Write out every line from the listing below where the string "anemia" is found.

◇ ◇ ◇ ◇ ◇

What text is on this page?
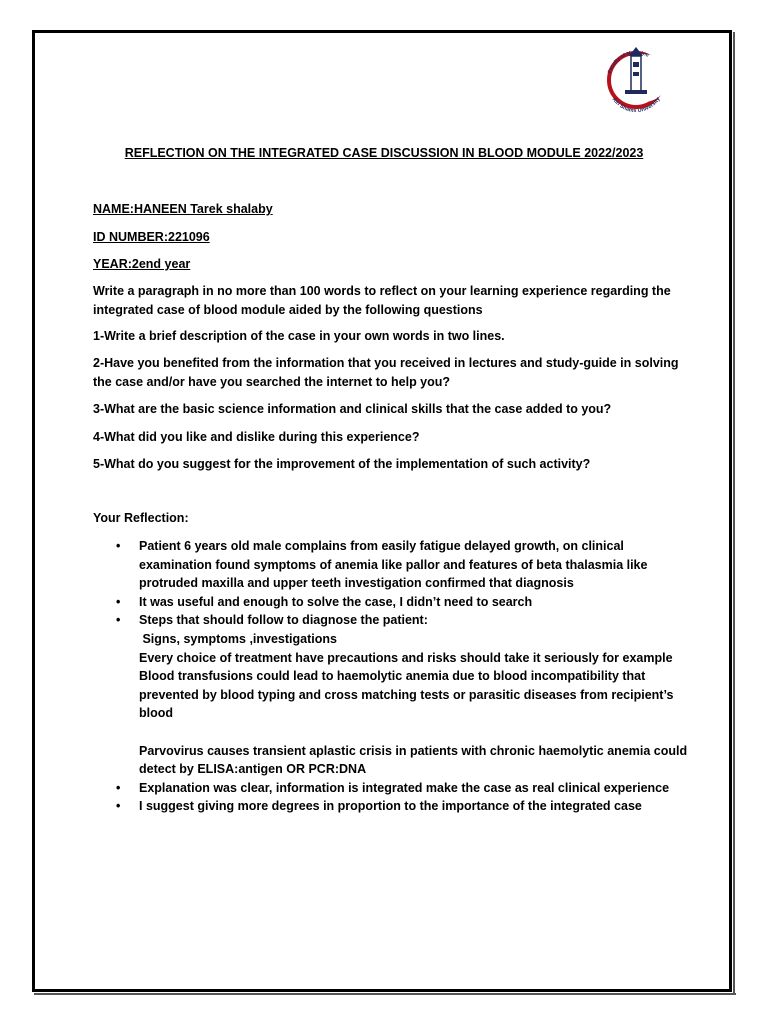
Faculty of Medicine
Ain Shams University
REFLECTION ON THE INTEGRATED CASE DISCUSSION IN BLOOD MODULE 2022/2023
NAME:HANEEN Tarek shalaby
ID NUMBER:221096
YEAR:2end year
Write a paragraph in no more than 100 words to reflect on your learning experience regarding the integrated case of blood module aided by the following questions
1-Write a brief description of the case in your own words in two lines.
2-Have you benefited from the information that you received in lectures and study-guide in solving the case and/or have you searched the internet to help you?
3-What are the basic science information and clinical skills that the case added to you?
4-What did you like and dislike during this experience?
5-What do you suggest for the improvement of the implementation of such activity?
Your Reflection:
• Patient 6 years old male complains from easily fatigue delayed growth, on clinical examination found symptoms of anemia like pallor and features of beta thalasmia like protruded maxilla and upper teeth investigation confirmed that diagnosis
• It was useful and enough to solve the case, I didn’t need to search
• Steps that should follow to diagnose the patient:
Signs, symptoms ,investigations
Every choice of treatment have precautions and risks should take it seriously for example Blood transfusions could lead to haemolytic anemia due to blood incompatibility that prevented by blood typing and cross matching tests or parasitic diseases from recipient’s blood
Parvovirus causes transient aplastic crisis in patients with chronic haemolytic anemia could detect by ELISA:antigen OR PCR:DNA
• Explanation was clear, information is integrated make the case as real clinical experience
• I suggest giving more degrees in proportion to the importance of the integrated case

◇ ◇ ◇ ◇ ◇

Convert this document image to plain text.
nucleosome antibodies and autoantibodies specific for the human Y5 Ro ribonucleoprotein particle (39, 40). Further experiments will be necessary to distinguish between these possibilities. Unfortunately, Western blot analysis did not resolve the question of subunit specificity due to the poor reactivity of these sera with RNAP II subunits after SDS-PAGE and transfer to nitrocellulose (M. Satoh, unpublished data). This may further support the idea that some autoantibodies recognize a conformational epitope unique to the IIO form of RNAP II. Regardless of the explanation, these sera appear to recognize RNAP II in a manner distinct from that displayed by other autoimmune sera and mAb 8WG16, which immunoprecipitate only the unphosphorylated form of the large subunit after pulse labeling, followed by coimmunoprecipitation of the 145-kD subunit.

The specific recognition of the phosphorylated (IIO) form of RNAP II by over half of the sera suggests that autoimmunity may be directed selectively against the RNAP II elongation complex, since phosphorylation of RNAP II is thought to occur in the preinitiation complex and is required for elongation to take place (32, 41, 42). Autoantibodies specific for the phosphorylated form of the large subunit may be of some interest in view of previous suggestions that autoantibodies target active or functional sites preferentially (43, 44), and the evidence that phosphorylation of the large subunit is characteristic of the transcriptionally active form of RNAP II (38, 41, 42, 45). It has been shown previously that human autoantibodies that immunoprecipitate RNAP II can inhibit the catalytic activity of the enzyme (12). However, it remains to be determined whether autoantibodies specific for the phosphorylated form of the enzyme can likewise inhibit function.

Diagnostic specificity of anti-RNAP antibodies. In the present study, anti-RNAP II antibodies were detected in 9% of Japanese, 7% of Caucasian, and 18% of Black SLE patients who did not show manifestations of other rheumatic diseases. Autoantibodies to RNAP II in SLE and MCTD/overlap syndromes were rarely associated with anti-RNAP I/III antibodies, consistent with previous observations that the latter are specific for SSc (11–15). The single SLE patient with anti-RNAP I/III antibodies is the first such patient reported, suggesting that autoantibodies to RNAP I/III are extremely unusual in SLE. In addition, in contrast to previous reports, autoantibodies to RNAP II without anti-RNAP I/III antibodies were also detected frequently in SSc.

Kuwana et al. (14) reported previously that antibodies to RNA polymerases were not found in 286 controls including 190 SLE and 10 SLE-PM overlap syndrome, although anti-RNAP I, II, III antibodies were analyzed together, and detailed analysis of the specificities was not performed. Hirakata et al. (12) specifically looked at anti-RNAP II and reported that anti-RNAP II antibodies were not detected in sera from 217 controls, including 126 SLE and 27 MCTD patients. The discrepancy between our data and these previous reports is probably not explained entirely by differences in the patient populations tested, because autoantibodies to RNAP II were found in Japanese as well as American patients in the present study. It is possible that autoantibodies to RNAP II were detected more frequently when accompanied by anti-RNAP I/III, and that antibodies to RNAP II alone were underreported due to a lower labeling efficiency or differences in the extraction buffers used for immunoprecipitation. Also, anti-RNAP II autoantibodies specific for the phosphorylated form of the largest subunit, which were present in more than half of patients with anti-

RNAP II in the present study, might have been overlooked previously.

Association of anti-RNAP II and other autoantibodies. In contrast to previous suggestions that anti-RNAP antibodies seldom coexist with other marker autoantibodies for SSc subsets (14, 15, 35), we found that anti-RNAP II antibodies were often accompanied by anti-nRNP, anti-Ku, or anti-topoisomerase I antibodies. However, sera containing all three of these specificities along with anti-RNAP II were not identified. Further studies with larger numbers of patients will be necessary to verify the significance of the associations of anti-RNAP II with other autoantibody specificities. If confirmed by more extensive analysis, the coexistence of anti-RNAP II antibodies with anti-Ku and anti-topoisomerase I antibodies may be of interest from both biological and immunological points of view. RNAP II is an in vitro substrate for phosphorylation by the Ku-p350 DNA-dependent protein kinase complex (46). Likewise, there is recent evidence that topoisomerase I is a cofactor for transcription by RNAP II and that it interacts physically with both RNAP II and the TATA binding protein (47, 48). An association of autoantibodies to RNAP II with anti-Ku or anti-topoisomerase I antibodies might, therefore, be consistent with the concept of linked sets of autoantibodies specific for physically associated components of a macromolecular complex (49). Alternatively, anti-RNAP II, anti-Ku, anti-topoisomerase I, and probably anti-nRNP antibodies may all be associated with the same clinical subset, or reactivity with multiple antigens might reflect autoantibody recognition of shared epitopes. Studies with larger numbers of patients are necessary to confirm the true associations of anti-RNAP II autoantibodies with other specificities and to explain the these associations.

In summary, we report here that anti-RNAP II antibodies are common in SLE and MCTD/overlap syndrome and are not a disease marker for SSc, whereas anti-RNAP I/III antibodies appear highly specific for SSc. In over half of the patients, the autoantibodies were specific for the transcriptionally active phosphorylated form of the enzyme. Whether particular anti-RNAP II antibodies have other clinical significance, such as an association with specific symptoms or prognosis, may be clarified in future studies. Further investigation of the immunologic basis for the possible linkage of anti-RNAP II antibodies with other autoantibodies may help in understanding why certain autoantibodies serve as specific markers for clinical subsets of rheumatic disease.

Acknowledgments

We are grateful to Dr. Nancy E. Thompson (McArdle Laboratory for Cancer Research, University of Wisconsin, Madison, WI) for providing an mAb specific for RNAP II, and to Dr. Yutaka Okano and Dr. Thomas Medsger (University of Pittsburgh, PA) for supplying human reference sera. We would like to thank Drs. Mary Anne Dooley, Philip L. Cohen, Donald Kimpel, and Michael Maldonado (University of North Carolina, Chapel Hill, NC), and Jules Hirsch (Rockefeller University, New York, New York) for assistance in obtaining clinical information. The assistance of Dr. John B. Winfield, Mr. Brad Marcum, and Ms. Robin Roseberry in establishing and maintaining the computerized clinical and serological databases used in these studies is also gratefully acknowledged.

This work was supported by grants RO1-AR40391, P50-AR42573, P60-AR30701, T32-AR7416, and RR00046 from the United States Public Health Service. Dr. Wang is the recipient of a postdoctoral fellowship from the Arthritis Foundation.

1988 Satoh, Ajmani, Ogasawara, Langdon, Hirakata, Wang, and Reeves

◇ ◇ ◇ ◇ ◇

§ The completed task:
• Patient 6 years old male complains from easily fatigue delayed growth, on clinical examination found symptoms of anemia like pallor and features of beta thalasmia like protruded maxilla and upper teeth investigation confirmed that diagnosis
Every choice of treatment have precautions and risks should take it seriously for example Blood transfusions could lead to haemolytic anemia due to blood incompatibility that prevented by blood typing and cross matching tests or parasitic diseases from recipient’s blood
Parvovirus causes transient aplastic crisis in patients with chronic haemolytic anemia could detect by ELISA:antigen OR PCR:DNA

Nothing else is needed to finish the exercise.